What this task involves — Make a verbatim copy of the entries below; pictures stay out.

Records to process —
=-=-=

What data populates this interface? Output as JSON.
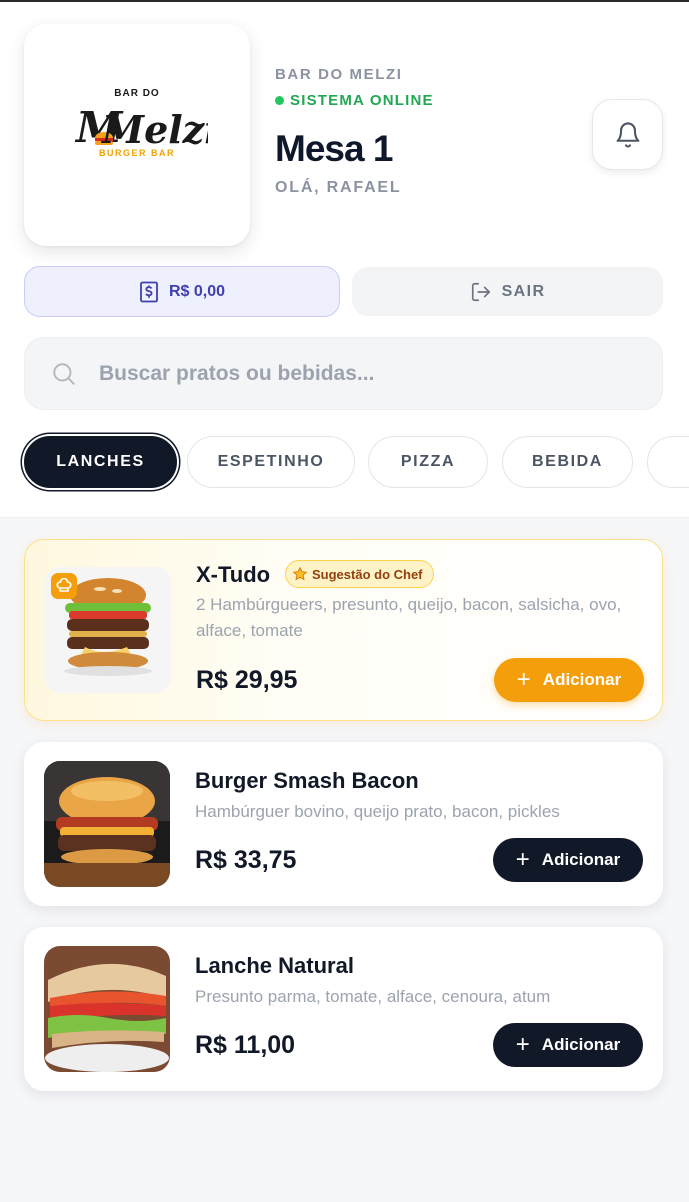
{
  "brand": {
    "logo_top": "BAR DO",
    "logo_name": "Melzi",
    "logo_sub": "BURGER BAR",
    "name": "BAR DO MELZI",
    "status": "SISTEMA ONLINE"
  },
  "table": {
    "title": "Mesa 1",
    "greeting": "OLÁ, RAFAEL"
  },
  "actions": {
    "balance": "R$ 0,00",
    "logout": "SAIR"
  },
  "search": {
    "placeholder": "Buscar pratos ou bebidas..."
  },
  "categories": [
    {
      "label": "LANCHES",
      "active": true
    },
    {
      "label": "ESPETINHO",
      "active": false
    },
    {
      "label": "PIZZA",
      "active": false
    },
    {
      "label": "BEBIDA",
      "active": false
    }
  ],
  "menu": {
    "items": [
      {
        "name": "X-Tudo",
        "tag": "Sugestão do Chef",
        "description": "2 Hambúrgueers, presunto, queijo, bacon, salsicha, ovo, alface, tomate",
        "price": "R$ 29,95",
        "add_label": "Adicionar"
      },
      {
        "name": "Burger Smash Bacon",
        "description": "Hambúrguer bovino, queijo prato, bacon, pickles",
        "price": "R$ 33,75",
        "add_label": "Adicionar"
      },
      {
        "name": "Lanche Natural",
        "description": "Presunto parma, tomate, alface, cenoura, atum",
        "price": "R$ 11,00",
        "add_label": "Adicionar"
      }
    ]
  },
  "colors": {
    "online": "#22a853",
    "dark": "#111827",
    "accent_amber": "#f59e0b",
    "balance_blue": "#3f3fb0"
  }
}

=-=-=

Answer to the exercise —
What data populates this interface? Output as JSON.
{
  "brand": {
    "logo_top": "BAR DO",
    "logo_name": "Melzi",
    "logo_sub": "BURGER BAR",
    "name": "BAR DO MELZI",
    "status": "SISTEMA ONLINE"
  },
  "table": {
    "title": "Mesa 1",
    "greeting": "OLÁ, RAFAEL"
  },
  "actions": {
    "balance": "R$ 0,00",
    "logout": "SAIR"
  },
  "search": {
    "placeholder": "Buscar pratos ou bebidas..."
  },
  "categories": [
    {
      "label": "LANCHES",
      "active": true
    },
    {
      "label": "ESPETINHO",
      "active": false
    },
    {
      "label": "PIZZA",
      "active": false
    },
    {
      "label": "BEBIDA",
      "active": false
    }
  ],
  "menu": {
    "items": [
      {
        "name": "X-Tudo",
        "tag": "Sugestão do Chef",
        "description": "2 Hambúrgueers, presunto, queijo, bacon, salsicha, ovo, alface, tomate",
        "price": "R$ 29,95",
        "add_label": "Adicionar"
      },
      {
        "name": "Burger Smash Bacon",
        "description": "Hambúrguer bovino, queijo prato, bacon, pickles",
        "price": "R$ 33,75",
        "add_label": "Adicionar"
      },
      {
        "name": "Lanche Natural",
        "description": "Presunto parma, tomate, alface, cenoura, atum",
        "price": "R$ 11,00",
        "add_label": "Adicionar"
      }
    ]
  },
  "colors": {
    "online": "#22a853",
    "dark": "#111827",
    "accent_amber": "#f59e0b",
    "balance_blue": "#3f3fb0"
  }
}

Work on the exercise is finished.